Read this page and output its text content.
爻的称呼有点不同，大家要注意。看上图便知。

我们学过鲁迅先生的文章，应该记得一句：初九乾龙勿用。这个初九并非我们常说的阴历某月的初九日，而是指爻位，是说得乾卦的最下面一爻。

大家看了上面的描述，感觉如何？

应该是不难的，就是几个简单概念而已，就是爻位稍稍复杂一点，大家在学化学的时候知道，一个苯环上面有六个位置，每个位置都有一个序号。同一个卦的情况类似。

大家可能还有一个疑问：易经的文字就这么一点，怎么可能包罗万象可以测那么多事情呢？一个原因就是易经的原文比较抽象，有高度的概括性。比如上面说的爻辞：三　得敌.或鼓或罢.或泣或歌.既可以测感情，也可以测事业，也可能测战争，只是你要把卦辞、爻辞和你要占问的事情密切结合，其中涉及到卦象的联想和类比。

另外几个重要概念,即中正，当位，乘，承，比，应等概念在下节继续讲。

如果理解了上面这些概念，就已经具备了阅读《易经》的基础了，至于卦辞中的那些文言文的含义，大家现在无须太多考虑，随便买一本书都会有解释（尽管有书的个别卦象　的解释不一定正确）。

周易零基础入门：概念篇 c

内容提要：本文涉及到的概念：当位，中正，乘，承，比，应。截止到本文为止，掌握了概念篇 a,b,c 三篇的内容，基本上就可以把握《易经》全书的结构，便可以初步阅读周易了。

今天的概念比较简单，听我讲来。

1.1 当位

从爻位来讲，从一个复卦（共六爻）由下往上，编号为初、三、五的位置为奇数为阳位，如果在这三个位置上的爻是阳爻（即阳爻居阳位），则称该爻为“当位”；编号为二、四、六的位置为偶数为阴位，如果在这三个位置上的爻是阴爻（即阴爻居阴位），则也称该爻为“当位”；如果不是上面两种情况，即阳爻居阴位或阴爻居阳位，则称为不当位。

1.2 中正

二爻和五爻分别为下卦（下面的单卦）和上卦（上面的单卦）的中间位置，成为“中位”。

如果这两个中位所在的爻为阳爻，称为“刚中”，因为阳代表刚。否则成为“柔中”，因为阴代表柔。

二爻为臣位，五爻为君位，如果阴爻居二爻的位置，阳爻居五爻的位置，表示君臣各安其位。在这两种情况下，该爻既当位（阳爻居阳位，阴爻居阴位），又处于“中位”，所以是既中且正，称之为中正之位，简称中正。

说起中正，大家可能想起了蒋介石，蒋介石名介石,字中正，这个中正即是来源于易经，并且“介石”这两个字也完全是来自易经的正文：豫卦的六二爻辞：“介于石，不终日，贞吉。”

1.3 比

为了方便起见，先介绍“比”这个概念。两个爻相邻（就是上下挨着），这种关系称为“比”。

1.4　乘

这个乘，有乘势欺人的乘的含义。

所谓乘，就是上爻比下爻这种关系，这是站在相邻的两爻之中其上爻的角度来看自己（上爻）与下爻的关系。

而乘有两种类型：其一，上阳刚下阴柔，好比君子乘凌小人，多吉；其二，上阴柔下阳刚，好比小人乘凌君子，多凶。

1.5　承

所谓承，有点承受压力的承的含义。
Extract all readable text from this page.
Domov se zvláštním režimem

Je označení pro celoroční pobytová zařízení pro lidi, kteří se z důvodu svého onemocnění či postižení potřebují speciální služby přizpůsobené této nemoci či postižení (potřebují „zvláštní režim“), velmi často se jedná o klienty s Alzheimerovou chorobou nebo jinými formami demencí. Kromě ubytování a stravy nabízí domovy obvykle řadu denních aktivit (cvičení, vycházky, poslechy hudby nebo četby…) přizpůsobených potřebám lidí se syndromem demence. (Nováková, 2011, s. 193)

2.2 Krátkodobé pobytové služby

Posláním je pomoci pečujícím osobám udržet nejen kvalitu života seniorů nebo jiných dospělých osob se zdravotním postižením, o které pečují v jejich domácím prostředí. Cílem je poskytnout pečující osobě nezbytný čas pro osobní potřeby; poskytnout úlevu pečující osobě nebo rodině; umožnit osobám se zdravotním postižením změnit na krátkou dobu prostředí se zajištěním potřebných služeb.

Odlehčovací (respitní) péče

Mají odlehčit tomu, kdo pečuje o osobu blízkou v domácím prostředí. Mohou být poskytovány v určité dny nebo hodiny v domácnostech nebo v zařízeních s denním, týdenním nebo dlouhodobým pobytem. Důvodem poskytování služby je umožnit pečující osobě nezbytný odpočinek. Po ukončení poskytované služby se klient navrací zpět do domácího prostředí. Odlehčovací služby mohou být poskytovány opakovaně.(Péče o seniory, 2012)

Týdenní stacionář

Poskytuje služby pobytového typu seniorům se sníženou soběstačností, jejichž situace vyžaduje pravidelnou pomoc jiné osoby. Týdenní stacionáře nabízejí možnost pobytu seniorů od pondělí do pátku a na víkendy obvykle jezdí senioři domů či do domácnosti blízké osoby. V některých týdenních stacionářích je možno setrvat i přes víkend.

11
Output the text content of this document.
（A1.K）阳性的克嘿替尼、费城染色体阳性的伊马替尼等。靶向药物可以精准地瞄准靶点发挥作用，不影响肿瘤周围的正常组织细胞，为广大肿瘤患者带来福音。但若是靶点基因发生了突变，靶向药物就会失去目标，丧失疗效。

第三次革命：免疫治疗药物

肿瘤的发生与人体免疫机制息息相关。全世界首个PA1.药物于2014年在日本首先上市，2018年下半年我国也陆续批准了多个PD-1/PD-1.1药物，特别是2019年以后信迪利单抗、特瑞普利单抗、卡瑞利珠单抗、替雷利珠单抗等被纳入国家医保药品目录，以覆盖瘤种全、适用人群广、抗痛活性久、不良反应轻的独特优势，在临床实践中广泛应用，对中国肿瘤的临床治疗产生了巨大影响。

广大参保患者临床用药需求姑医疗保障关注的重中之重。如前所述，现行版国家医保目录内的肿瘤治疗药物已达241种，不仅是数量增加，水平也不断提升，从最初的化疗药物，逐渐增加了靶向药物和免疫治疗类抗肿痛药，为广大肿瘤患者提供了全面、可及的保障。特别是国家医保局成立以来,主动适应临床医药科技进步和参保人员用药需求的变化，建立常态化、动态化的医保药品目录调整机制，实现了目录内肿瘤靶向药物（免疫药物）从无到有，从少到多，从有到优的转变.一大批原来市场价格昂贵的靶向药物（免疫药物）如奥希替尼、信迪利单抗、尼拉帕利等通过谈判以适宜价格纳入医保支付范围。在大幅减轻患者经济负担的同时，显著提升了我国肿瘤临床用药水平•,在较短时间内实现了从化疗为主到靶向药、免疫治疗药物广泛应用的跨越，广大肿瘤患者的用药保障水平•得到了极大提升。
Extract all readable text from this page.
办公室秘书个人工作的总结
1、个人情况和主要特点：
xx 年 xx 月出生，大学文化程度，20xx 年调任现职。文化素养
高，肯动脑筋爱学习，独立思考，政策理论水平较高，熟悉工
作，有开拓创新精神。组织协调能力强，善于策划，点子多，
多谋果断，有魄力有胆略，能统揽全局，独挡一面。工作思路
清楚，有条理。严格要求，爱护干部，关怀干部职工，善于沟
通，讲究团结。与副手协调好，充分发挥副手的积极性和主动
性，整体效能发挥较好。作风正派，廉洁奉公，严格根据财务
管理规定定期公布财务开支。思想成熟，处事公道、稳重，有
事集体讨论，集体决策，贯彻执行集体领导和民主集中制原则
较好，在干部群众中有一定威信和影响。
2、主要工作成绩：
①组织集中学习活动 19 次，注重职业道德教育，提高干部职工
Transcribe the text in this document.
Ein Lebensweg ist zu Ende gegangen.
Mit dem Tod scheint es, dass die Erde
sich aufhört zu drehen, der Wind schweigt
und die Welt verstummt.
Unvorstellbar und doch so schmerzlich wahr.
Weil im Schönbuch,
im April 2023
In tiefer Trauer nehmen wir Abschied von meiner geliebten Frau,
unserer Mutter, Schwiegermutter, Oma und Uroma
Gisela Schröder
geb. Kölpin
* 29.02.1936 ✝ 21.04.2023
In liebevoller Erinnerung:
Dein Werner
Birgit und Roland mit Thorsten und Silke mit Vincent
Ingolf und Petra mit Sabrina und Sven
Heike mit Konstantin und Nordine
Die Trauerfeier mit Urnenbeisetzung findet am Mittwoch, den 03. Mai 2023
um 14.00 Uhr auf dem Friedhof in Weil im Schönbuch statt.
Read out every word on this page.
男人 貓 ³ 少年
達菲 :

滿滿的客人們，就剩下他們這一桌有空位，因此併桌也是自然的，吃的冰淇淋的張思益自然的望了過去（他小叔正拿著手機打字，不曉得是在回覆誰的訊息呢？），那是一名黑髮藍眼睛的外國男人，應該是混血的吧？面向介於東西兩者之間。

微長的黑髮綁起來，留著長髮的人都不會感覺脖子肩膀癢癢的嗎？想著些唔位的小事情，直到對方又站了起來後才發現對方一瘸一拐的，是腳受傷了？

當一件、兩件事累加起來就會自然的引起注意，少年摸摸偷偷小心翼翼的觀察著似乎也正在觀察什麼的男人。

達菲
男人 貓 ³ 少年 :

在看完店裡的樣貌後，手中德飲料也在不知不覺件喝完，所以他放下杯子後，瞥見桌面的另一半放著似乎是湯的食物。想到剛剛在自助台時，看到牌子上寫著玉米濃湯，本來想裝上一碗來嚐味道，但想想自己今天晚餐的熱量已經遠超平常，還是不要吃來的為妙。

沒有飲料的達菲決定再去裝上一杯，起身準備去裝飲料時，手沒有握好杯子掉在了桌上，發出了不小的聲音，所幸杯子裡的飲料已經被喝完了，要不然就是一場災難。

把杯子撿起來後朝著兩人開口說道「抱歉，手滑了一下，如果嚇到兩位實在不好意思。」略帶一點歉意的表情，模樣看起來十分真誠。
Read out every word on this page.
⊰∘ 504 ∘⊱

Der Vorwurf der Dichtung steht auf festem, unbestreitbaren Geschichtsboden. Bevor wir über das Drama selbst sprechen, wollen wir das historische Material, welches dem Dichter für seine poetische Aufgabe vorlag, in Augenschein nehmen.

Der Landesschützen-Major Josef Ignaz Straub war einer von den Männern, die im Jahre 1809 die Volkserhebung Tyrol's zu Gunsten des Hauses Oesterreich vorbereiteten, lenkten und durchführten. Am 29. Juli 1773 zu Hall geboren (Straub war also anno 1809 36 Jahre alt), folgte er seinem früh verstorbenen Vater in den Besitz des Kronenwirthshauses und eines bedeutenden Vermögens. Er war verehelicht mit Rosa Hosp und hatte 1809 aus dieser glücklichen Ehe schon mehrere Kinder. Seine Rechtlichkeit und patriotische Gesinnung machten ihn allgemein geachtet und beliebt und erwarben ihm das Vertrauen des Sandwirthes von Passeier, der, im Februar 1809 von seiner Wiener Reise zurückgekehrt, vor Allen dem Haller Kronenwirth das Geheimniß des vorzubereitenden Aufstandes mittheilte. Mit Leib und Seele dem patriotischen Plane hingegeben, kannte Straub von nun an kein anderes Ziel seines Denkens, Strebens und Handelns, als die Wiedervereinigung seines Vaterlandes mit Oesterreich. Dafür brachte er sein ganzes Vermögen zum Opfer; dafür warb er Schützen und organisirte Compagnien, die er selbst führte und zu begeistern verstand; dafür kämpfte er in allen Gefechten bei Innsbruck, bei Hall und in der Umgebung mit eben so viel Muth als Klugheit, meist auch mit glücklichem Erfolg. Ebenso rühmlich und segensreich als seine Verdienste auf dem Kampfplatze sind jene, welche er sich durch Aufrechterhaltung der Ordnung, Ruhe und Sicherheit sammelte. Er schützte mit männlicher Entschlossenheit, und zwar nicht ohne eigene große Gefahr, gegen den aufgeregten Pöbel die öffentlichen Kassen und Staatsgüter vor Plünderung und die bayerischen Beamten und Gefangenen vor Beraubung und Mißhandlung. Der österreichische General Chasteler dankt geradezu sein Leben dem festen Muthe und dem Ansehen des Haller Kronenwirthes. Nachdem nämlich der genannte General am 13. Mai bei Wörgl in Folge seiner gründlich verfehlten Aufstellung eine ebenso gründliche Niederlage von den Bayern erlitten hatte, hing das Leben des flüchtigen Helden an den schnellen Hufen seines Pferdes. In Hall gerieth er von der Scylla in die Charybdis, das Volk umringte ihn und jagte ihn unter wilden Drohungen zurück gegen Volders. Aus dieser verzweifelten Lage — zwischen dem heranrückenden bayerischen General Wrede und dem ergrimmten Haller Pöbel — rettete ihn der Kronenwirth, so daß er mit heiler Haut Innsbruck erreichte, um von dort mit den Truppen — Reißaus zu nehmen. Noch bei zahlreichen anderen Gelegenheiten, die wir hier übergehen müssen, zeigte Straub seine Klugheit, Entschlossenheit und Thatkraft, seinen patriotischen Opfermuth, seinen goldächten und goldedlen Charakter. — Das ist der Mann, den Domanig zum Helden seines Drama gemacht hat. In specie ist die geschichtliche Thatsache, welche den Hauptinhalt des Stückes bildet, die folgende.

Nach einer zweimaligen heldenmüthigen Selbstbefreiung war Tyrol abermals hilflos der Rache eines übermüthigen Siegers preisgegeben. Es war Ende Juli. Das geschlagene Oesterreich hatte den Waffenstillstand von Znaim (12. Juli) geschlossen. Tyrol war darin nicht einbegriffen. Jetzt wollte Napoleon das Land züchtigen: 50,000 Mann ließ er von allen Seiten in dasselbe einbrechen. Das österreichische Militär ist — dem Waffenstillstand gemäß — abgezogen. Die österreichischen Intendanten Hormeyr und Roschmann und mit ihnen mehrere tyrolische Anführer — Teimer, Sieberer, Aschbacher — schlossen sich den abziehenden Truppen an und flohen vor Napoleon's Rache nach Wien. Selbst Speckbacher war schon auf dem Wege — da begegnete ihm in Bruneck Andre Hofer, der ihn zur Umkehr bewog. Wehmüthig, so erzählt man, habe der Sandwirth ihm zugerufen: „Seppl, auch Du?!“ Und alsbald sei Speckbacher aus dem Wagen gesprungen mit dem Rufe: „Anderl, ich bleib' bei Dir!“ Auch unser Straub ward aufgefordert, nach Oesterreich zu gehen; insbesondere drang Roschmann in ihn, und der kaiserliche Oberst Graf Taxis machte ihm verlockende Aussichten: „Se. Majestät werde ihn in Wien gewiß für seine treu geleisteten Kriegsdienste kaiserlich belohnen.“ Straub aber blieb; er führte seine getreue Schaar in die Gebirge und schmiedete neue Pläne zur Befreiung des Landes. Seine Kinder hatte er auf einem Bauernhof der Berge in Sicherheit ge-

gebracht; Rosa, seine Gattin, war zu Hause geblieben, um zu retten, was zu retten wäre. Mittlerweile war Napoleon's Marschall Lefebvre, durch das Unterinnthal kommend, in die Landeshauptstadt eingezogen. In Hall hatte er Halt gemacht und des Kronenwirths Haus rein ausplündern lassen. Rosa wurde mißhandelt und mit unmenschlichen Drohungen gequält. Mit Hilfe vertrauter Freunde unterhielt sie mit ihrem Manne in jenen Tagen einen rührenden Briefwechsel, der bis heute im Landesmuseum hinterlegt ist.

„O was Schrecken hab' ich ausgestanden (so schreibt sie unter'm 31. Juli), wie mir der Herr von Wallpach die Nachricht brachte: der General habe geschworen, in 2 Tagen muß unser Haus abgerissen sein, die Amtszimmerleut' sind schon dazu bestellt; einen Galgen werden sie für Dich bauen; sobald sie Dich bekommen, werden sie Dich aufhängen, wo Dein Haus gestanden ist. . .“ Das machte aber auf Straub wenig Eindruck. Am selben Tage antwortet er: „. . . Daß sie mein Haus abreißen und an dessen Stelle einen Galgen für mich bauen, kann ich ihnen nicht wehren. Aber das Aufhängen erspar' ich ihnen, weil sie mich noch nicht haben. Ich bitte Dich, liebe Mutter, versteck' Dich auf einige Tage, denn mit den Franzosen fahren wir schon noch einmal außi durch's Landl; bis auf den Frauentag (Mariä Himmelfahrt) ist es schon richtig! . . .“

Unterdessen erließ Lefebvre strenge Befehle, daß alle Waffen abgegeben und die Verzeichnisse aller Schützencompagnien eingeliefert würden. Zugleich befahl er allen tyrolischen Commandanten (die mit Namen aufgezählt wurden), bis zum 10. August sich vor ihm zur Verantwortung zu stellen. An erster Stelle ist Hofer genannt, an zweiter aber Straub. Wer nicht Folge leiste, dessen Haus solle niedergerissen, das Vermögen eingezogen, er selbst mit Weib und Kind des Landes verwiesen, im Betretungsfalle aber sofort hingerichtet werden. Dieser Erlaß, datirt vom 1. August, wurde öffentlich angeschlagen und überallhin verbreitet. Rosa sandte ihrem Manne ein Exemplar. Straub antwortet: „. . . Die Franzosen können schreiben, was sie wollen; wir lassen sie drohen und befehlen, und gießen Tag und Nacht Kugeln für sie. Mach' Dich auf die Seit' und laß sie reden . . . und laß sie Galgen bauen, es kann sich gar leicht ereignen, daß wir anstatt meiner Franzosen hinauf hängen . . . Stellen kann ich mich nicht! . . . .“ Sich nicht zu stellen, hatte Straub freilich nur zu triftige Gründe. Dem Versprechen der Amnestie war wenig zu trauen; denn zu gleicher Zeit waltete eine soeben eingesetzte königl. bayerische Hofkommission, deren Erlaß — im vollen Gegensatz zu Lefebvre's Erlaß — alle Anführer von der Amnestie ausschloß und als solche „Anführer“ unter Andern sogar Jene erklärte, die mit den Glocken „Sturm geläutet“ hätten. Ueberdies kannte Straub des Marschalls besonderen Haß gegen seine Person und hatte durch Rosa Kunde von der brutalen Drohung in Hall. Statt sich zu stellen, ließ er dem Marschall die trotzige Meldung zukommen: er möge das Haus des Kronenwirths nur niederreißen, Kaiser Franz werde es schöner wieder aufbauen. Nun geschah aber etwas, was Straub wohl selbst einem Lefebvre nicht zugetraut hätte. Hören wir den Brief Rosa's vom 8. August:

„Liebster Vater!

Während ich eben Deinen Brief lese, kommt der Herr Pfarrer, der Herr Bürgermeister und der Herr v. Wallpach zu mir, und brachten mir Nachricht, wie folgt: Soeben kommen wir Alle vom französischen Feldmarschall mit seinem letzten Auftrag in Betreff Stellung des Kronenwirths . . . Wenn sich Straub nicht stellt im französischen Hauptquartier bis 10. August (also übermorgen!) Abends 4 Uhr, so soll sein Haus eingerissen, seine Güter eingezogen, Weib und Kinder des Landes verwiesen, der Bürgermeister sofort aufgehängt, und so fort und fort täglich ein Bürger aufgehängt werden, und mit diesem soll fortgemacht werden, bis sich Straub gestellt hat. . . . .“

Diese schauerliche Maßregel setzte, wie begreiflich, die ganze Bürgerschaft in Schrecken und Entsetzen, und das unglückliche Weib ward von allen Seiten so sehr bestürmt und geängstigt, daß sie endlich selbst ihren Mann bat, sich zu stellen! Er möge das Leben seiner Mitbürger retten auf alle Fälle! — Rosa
◇ ◇ ◇ ◇ ◇
THE TASK
In the records above, how many lines include "Mutter"? Give that number and nothing more.

CORRECT RESPONSE
2